| YOUR GOAL |
Copy, from the entries below, each line where the word "proti" can be found.

[Source data]
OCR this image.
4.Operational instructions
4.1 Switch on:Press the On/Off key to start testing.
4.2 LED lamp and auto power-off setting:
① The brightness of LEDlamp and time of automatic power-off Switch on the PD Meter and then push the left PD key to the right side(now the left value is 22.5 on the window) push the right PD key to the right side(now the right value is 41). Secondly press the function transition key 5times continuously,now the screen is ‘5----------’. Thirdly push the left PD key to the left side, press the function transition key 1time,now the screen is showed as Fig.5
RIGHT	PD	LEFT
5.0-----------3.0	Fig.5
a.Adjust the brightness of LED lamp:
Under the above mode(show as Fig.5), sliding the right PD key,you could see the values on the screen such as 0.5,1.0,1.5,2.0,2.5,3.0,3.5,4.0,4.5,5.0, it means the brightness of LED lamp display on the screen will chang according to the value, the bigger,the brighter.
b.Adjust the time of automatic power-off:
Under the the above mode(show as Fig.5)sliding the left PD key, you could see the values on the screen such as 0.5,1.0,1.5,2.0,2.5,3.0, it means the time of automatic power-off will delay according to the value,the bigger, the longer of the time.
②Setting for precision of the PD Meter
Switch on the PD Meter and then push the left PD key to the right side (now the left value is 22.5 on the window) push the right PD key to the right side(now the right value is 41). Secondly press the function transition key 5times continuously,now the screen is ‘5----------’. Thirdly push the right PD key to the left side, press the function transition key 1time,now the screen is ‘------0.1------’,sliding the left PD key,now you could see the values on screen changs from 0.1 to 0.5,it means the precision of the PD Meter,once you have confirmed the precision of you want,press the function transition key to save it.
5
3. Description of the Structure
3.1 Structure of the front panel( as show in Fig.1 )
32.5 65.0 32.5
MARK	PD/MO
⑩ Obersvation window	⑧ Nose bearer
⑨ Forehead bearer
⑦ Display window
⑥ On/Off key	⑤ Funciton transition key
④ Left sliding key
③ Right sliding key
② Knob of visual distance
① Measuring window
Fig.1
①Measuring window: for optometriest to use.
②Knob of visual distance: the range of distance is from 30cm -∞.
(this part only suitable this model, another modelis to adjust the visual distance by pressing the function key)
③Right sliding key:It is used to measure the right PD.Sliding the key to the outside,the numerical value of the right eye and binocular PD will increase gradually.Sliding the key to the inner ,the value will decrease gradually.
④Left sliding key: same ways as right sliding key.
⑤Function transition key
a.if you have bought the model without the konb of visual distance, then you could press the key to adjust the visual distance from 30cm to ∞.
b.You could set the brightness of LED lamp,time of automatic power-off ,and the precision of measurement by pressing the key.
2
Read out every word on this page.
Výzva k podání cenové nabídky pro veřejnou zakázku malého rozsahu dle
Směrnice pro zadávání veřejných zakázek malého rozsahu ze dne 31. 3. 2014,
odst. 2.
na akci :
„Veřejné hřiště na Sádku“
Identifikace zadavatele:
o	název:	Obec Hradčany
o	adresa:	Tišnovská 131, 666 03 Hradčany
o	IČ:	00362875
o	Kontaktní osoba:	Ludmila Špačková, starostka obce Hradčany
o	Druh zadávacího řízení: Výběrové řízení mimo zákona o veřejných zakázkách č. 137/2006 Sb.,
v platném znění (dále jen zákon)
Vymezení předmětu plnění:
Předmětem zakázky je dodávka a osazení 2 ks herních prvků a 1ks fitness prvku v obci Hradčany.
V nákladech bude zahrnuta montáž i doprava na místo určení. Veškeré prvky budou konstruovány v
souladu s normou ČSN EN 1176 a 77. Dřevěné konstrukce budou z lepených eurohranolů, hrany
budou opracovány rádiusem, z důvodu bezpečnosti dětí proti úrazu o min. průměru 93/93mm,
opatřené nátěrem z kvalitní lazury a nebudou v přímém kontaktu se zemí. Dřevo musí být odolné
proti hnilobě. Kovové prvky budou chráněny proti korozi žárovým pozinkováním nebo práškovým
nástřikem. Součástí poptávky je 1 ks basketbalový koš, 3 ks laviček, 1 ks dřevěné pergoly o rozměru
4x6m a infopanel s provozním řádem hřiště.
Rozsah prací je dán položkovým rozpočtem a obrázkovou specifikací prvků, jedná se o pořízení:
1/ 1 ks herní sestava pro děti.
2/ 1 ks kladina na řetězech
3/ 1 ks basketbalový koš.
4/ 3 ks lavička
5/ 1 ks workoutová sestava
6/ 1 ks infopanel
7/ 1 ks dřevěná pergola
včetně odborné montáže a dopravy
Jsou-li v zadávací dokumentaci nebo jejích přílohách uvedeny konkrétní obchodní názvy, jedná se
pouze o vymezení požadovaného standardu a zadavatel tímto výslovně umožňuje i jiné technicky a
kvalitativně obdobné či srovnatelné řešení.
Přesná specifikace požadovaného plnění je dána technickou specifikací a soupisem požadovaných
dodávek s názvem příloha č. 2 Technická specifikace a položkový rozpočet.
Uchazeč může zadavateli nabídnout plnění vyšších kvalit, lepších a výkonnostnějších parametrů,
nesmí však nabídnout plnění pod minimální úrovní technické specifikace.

| ANSWER IN FULL |
budou opracovány rádiusem, z důvodu bezpečnosti dětí proti úrazu o min. průměru 93/93mm,
proti hnilobě. Kovové prvky budou chráněny proti korozi žárovým pozinkováním nebo práškovým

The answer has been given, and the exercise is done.